* Texte source:
*****

Qui célèbre ces mystères ?
Rappelons-nous l’enseignement du Seigneur, dans son discours d’adieux : « Ce
n’est pas vous qui m’avez choisi ; c’est moi qui vous ai choisis »
(Jean 15, 16). De fait, cette phrase a une portée
considérable. Elle touche l’ensemble de notre vocation de disciples du
Christ, et elle peut être entendue de manière précise, à propos de chaque
sacrement :
Le mariage. Car, même s’il s’agit d’une décision essentielle dans la vie
d’un homme et d’une femme, ce n’est pas eux qui vont s’unir, comme par un
contrat ; c’est Dieu qui va les unir, en scellant leur union dans son
Alliance nouvelle et éternelle.

*****

* Exercice écrit 1:
Répondez aux questions suivantes à partir du texte source.
(a) Dans quel discours du Seigneur figure la phrase citée ?
(b) Quelle référence biblique accompagne cette citation ?
(c) Qui unit l'homme et la femme dans le mariage ?
* Exercice écrit 2: D'après le texte source, expliquez en quoi la phrase « Ce n'est pas vous qui m'avez choisi ; c'est moi qui vous ai choisis » s'applique au mariage.

* Données brutes:
*****

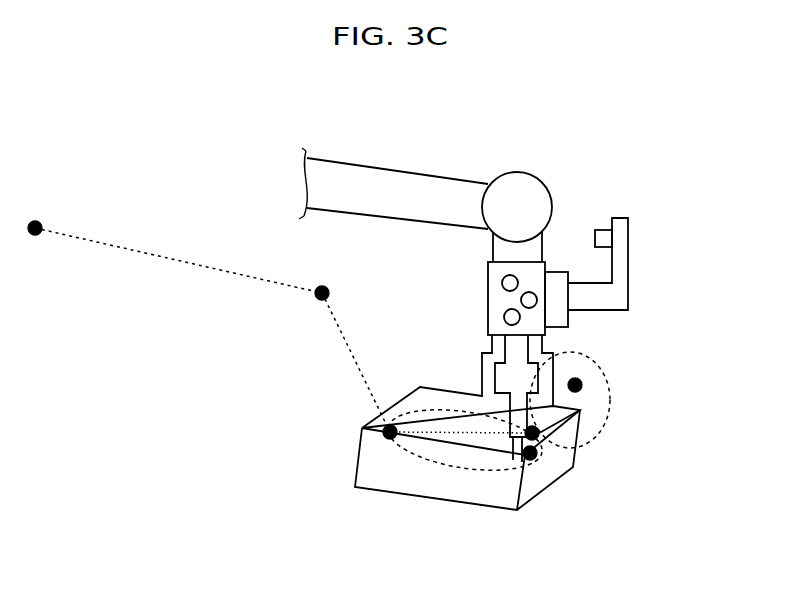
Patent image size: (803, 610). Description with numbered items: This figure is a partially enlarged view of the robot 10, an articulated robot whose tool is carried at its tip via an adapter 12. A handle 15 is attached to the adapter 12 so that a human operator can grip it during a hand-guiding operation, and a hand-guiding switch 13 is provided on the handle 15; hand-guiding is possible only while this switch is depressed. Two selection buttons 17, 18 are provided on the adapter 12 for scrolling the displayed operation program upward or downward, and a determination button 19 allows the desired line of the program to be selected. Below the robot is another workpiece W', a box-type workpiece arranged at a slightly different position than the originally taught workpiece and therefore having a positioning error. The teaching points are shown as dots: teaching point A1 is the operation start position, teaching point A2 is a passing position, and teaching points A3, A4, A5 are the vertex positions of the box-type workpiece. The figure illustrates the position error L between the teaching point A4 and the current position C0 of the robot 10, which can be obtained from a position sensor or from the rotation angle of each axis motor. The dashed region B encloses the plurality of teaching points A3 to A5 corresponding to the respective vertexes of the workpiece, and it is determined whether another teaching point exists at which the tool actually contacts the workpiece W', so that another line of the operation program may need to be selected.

The robot 10 is at (396, 156).
The adapter 12 is at (489, 302).
The hand-guiding switch 13 is at (603, 230).
The handle 15 is at (623, 255).
The selection button 17 is at (503, 277).
The selection button 18 is at (505, 321).
The determination button 19 is at (535, 293).
The workpiece W' is at (467, 483).
The position error L is at (577, 468).
The region B is at (592, 355).
The teaching point A1 is at (35, 236).
The teaching point A2 is at (318, 300).
The teaching point A3 is at (383, 437).
The teaching point A4 is at (538, 428).
The teaching point A5 is at (583, 385).
The current position C0 is at (531, 460).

*****

* Résultat final 1:
(a) Dans son discours d'adieux.
(b) Jean 15, 16.
(c) Dieu, en scellant leur union dans son Alliance nouvelle et éternelle.

* Résultat final 2: Le mariage est une décision essentielle dans la vie d'un homme et d'une femme. Pourtant, ce ne sont pas eux qui s'unissent, comme par un contrat. C'est Dieu qui les unit, en scellant leur union dans son Alliance nouvelle et éternelle.